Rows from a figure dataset
________________________
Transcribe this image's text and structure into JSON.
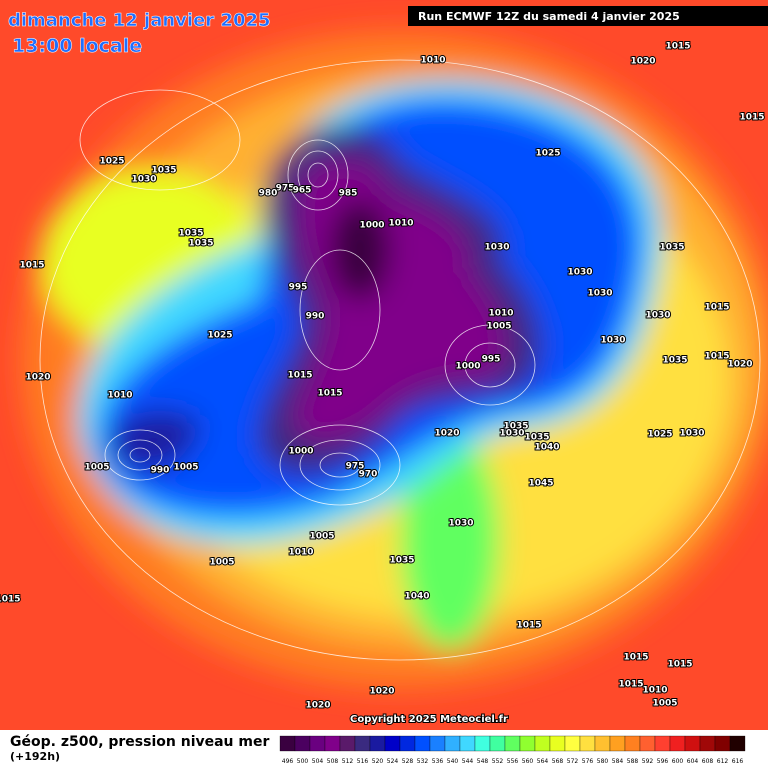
{
  "header": {
    "title": "dimanche 12 janvier 2025",
    "subtitle": "13:00 locale",
    "run": "Run ECMWF 12Z du samedi 4 janvier 2025"
  },
  "footer": {
    "copyright": "Copyright 2025 Meteociel.fr",
    "caption": "Géop. z500, pression niveau mer",
    "lead": "(+192h)"
  },
  "colorbar": {
    "labels": [
      "496",
      "500",
      "504",
      "508",
      "512",
      "516",
      "520",
      "524",
      "528",
      "532",
      "536",
      "540",
      "544",
      "548",
      "552",
      "556",
      "560",
      "564",
      "568",
      "572",
      "576",
      "580",
      "584",
      "588",
      "592",
      "596",
      "600",
      "604",
      "608",
      "612",
      "616"
    ],
    "colors": [
      "#3a0040",
      "#4b0060",
      "#6a0080",
      "#80008a",
      "#5a1a6a",
      "#3a2a80",
      "#1a1aa0",
      "#0000c8",
      "#0028e0",
      "#0050ff",
      "#1a80ff",
      "#30b0ff",
      "#40d8ff",
      "#40ffe0",
      "#40ffa0",
      "#60ff60",
      "#90ff30",
      "#c0ff20",
      "#e8ff20",
      "#ffff40",
      "#ffe040",
      "#ffc030",
      "#ffa020",
      "#ff8020",
      "#ff6030",
      "#ff4030",
      "#f02020",
      "#d01010",
      "#a00808",
      "#800000",
      "#200000"
    ]
  },
  "isobar_labels": [
    "1010",
    "1015",
    "1020",
    "1015",
    "1025",
    "1035",
    "1030",
    "1025",
    "975",
    "965",
    "980",
    "985",
    "1000",
    "1010",
    "1035",
    "1035",
    "1015",
    "1030",
    "1030",
    "1035",
    "1030",
    "1015",
    "995",
    "990",
    "1010",
    "1005",
    "1030",
    "1030",
    "1035",
    "1015",
    "1020",
    "995",
    "1000",
    "1025",
    "1010",
    "1020",
    "1015",
    "1015",
    "1020",
    "1035",
    "1030",
    "1035",
    "1040",
    "1025",
    "1030",
    "1045",
    "1000",
    "975",
    "970",
    "1005",
    "990",
    "1005",
    "1005",
    "1010",
    "1005",
    "1035",
    "1030",
    "1040",
    "1015",
    "1015",
    "1015",
    "1015",
    "1010",
    "1020",
    "1020",
    "1005",
    "1015"
  ]
}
________________________
EXERCISE TASK: Omit every picture, and otherwise quote the entries exactly.

TASK SOLUTION:
Transcribe this image's text and structure into JSON.
{
  "header": {
    "title": "dimanche 12 janvier 2025",
    "subtitle": "13:00 locale",
    "run": "Run ECMWF 12Z du samedi 4 janvier 2025"
  },
  "footer": {
    "copyright": "Copyright 2025 Meteociel.fr",
    "caption": "Géop. z500, pression niveau mer",
    "lead": "(+192h)"
  },
  "colorbar": {
    "labels": [
      "496",
      "500",
      "504",
      "508",
      "512",
      "516",
      "520",
      "524",
      "528",
      "532",
      "536",
      "540",
      "544",
      "548",
      "552",
      "556",
      "560",
      "564",
      "568",
      "572",
      "576",
      "580",
      "584",
      "588",
      "592",
      "596",
      "600",
      "604",
      "608",
      "612",
      "616"
    ],
    "colors": [
      "#3a0040",
      "#4b0060",
      "#6a0080",
      "#80008a",
      "#5a1a6a",
      "#3a2a80",
      "#1a1aa0",
      "#0000c8",
      "#0028e0",
      "#0050ff",
      "#1a80ff",
      "#30b0ff",
      "#40d8ff",
      "#40ffe0",
      "#40ffa0",
      "#60ff60",
      "#90ff30",
      "#c0ff20",
      "#e8ff20",
      "#ffff40",
      "#ffe040",
      "#ffc030",
      "#ffa020",
      "#ff8020",
      "#ff6030",
      "#ff4030",
      "#f02020",
      "#d01010",
      "#a00808",
      "#800000",
      "#200000"
    ]
  },
  "isobar_labels": [
    "1010",
    "1015",
    "1020",
    "1015",
    "1025",
    "1035",
    "1030",
    "1025",
    "975",
    "965",
    "980",
    "985",
    "1000",
    "1010",
    "1035",
    "1035",
    "1015",
    "1030",
    "1030",
    "1035",
    "1030",
    "1015",
    "995",
    "990",
    "1010",
    "1005",
    "1030",
    "1030",
    "1035",
    "1015",
    "1020",
    "995",
    "1000",
    "1025",
    "1010",
    "1020",
    "1015",
    "1015",
    "1020",
    "1035",
    "1030",
    "1035",
    "1040",
    "1025",
    "1030",
    "1045",
    "1000",
    "975",
    "970",
    "1005",
    "990",
    "1005",
    "1005",
    "1010",
    "1005",
    "1035",
    "1030",
    "1040",
    "1015",
    "1015",
    "1015",
    "1015",
    "1010",
    "1020",
    "1020",
    "1005",
    "1015"
  ]
}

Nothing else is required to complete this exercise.